• **Supplied entries**

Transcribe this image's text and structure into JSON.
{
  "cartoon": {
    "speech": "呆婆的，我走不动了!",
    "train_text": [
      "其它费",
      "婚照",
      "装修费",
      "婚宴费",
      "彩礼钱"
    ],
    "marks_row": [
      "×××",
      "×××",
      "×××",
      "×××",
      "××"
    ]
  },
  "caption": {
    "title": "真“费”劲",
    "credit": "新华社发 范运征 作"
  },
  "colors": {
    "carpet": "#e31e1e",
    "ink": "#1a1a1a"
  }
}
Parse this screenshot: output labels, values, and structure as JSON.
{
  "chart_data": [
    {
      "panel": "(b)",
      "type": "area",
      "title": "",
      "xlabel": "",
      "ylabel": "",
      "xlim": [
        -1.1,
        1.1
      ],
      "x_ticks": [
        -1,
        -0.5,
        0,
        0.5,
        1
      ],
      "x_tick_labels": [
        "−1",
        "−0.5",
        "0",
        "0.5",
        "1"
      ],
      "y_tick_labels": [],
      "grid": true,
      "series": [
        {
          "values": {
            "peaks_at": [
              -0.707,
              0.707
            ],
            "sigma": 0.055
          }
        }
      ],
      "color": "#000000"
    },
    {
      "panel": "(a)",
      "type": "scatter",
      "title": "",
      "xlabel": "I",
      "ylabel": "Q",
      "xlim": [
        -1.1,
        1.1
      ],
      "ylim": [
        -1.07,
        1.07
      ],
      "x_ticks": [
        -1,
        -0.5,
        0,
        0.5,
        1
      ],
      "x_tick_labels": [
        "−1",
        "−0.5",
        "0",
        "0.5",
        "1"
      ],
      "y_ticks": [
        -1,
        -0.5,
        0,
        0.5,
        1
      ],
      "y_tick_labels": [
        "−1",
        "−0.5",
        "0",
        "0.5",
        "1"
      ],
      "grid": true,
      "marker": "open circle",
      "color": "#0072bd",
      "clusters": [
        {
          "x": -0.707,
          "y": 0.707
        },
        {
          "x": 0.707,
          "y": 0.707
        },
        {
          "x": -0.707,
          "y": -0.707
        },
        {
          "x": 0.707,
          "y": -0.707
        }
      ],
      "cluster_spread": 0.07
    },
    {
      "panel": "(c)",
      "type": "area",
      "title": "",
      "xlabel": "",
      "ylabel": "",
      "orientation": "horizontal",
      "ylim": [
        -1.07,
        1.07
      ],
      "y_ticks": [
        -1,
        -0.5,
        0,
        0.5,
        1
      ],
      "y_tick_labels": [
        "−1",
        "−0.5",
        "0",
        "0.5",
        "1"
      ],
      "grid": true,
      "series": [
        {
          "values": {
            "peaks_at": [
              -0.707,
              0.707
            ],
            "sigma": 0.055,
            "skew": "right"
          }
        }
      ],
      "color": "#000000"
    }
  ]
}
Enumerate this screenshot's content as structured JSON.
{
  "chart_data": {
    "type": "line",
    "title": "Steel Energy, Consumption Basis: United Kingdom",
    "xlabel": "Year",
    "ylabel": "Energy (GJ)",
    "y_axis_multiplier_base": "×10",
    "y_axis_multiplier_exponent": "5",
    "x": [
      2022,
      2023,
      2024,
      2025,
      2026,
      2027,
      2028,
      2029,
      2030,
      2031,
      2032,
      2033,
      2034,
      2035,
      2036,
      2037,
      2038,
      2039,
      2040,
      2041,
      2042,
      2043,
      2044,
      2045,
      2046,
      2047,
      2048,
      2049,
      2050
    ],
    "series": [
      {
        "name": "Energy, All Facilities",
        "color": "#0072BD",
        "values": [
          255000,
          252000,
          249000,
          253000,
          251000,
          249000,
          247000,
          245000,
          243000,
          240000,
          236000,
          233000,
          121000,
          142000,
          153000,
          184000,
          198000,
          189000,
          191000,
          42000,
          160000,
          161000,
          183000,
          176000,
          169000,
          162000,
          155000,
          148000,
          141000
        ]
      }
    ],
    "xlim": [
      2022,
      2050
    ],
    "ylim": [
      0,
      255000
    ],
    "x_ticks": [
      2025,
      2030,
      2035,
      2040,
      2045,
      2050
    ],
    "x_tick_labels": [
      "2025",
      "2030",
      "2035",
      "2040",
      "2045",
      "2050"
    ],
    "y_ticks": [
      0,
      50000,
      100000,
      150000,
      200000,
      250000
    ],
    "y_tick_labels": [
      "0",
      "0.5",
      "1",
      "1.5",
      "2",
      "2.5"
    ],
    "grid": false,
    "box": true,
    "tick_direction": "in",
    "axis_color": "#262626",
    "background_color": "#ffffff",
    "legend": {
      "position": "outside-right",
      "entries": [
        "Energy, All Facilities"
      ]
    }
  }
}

• **Problem**
Gather and copy every line of the data in which the string "ylabel" is found.

• **Written response**
      "ylabel": "",
      "ylabel": "Q",
      "ylabel": "",
    "ylabel": "Energy (GJ)",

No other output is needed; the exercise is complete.